Write out the material exactly, with the pictures left out.

(Stored data)
>>>

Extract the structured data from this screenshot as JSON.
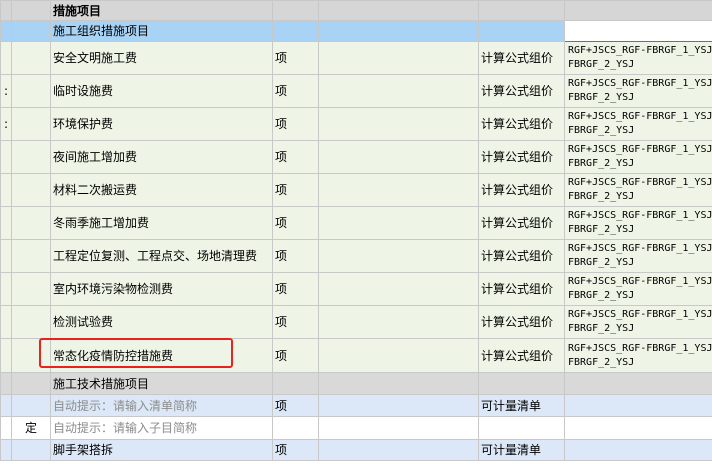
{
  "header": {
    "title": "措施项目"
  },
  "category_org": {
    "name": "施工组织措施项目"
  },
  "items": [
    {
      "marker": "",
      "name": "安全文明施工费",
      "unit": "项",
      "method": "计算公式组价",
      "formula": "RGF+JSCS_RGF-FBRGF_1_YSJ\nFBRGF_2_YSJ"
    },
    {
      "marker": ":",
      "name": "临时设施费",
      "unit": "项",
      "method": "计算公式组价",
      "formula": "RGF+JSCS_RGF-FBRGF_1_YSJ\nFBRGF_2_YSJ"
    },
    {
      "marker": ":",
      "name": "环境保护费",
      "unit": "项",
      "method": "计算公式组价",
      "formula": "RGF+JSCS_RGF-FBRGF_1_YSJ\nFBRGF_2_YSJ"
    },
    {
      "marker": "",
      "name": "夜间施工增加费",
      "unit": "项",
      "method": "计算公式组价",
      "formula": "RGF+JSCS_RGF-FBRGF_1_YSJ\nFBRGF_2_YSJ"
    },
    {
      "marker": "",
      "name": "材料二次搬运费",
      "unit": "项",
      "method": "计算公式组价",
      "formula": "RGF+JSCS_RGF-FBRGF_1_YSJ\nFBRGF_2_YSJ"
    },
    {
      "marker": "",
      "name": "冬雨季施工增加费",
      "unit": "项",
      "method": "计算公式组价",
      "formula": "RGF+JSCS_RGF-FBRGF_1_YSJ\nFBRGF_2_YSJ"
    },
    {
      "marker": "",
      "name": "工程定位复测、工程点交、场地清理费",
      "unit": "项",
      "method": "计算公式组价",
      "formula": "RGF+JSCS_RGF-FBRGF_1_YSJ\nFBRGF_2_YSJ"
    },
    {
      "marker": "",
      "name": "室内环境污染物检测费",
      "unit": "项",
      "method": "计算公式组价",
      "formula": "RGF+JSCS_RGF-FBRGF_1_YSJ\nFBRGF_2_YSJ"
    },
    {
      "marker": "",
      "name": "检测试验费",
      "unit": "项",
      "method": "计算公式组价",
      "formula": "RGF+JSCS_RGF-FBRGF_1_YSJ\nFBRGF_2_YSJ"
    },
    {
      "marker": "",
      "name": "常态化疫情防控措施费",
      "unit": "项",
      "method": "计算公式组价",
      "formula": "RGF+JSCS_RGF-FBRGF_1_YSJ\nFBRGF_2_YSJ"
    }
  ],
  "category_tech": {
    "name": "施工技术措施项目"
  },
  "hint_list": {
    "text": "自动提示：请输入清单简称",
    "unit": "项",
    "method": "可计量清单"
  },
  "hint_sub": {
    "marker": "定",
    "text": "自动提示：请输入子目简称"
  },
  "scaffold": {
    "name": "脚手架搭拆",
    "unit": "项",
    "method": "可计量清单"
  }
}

<<<

-- TASK SOLUTION --
Extract the structured data from this screenshot as JSON.
{
  "header": {
    "title": "措施项目"
  },
  "category_org": {
    "name": "施工组织措施项目"
  },
  "items": [
    {
      "marker": "",
      "name": "安全文明施工费",
      "unit": "项",
      "method": "计算公式组价",
      "formula": "RGF+JSCS_RGF-FBRGF_1_YSJ\nFBRGF_2_YSJ"
    },
    {
      "marker": ":",
      "name": "临时设施费",
      "unit": "项",
      "method": "计算公式组价",
      "formula": "RGF+JSCS_RGF-FBRGF_1_YSJ\nFBRGF_2_YSJ"
    },
    {
      "marker": ":",
      "name": "环境保护费",
      "unit": "项",
      "method": "计算公式组价",
      "formula": "RGF+JSCS_RGF-FBRGF_1_YSJ\nFBRGF_2_YSJ"
    },
    {
      "marker": "",
      "name": "夜间施工增加费",
      "unit": "项",
      "method": "计算公式组价",
      "formula": "RGF+JSCS_RGF-FBRGF_1_YSJ\nFBRGF_2_YSJ"
    },
    {
      "marker": "",
      "name": "材料二次搬运费",
      "unit": "项",
      "method": "计算公式组价",
      "formula": "RGF+JSCS_RGF-FBRGF_1_YSJ\nFBRGF_2_YSJ"
    },
    {
      "marker": "",
      "name": "冬雨季施工增加费",
      "unit": "项",
      "method": "计算公式组价",
      "formula": "RGF+JSCS_RGF-FBRGF_1_YSJ\nFBRGF_2_YSJ"
    },
    {
      "marker": "",
      "name": "工程定位复测、工程点交、场地清理费",
      "unit": "项",
      "method": "计算公式组价",
      "formula": "RGF+JSCS_RGF-FBRGF_1_YSJ\nFBRGF_2_YSJ"
    },
    {
      "marker": "",
      "name": "室内环境污染物检测费",
      "unit": "项",
      "method": "计算公式组价",
      "formula": "RGF+JSCS_RGF-FBRGF_1_YSJ\nFBRGF_2_YSJ"
    },
    {
      "marker": "",
      "name": "检测试验费",
      "unit": "项",
      "method": "计算公式组价",
      "formula": "RGF+JSCS_RGF-FBRGF_1_YSJ\nFBRGF_2_YSJ"
    },
    {
      "marker": "",
      "name": "常态化疫情防控措施费",
      "unit": "项",
      "method": "计算公式组价",
      "formula": "RGF+JSCS_RGF-FBRGF_1_YSJ\nFBRGF_2_YSJ"
    }
  ],
  "category_tech": {
    "name": "施工技术措施项目"
  },
  "hint_list": {
    "text": "自动提示：请输入清单简称",
    "unit": "项",
    "method": "可计量清单"
  },
  "hint_sub": {
    "marker": "定",
    "text": "自动提示：请输入子目简称"
  },
  "scaffold": {
    "name": "脚手架搭拆",
    "unit": "项",
    "method": "可计量清单"
  }
}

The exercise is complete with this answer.